::: Exercise input
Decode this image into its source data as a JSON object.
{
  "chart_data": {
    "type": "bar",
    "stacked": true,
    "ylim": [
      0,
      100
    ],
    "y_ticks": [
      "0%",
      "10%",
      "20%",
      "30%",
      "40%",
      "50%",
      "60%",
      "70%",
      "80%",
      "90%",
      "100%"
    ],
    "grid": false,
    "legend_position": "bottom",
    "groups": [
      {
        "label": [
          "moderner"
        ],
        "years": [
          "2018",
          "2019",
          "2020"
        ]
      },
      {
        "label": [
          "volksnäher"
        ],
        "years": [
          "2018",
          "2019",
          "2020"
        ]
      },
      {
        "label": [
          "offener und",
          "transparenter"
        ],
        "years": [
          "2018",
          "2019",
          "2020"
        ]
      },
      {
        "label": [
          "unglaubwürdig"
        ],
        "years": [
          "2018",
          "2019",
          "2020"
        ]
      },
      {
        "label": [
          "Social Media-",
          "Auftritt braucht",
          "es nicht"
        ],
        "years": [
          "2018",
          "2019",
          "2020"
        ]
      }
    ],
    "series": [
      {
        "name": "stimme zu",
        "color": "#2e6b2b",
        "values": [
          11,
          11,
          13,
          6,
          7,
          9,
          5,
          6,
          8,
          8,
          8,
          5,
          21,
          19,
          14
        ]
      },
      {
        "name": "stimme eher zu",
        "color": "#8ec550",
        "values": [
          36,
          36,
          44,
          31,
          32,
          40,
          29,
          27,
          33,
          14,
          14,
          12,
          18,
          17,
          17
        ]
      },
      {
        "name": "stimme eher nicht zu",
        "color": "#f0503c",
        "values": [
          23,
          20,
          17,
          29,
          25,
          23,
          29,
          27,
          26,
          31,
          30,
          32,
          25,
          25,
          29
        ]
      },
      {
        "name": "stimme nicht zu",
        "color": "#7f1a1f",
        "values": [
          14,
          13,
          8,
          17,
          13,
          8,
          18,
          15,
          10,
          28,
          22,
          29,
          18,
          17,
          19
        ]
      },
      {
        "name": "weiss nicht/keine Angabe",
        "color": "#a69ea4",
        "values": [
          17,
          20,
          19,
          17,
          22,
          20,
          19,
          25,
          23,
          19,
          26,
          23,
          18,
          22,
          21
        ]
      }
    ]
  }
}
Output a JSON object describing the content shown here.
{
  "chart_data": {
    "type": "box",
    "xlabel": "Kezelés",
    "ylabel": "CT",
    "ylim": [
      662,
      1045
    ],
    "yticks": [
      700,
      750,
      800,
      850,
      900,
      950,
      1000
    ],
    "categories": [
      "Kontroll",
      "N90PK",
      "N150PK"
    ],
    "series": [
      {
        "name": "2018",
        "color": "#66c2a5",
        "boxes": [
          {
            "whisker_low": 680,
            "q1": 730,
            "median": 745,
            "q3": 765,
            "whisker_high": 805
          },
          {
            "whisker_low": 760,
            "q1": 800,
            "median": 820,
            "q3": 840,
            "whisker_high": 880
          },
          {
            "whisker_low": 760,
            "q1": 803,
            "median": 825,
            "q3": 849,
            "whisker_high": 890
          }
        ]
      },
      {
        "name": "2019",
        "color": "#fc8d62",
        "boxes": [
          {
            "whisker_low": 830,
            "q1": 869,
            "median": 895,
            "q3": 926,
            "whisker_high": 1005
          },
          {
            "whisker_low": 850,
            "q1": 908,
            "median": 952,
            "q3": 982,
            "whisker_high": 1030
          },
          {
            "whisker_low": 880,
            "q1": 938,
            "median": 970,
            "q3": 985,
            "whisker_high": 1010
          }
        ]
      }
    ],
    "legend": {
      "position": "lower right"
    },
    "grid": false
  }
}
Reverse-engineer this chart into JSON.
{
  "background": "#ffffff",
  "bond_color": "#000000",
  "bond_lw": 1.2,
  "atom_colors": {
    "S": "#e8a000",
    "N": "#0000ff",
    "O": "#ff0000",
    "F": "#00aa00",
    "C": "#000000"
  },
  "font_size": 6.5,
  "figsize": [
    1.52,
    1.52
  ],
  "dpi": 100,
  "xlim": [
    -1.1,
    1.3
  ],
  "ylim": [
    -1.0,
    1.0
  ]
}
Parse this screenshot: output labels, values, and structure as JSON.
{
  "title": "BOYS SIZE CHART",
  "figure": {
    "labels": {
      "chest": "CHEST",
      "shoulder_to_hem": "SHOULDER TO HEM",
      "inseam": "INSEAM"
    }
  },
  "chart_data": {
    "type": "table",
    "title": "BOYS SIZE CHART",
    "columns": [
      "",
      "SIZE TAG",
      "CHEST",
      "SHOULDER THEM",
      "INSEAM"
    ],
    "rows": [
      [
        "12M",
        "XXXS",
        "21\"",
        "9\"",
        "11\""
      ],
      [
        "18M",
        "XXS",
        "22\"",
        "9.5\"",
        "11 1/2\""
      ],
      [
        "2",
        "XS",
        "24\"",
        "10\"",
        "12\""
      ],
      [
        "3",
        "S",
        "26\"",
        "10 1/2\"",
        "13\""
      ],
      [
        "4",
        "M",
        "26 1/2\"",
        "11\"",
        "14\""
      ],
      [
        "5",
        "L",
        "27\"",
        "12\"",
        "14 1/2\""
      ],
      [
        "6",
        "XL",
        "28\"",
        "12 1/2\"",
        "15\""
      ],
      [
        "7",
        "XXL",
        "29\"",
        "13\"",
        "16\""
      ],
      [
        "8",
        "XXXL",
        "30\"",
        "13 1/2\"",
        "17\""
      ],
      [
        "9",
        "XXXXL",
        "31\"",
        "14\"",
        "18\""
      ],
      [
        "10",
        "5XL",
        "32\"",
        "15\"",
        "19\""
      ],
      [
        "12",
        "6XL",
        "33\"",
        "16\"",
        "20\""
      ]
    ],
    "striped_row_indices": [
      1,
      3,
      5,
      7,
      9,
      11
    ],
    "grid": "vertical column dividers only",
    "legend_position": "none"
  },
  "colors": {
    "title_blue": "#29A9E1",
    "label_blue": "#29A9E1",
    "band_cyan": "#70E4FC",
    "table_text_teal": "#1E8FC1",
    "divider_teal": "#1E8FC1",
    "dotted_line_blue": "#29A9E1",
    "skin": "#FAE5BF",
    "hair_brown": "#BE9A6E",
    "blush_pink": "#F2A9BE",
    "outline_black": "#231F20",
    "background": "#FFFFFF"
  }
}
::::::
Problem
Check each line above for the string "eher", then copy the ones that have it.

Reply to the task
        "name": "stimme eher zu",
        "name": "stimme eher nicht zu",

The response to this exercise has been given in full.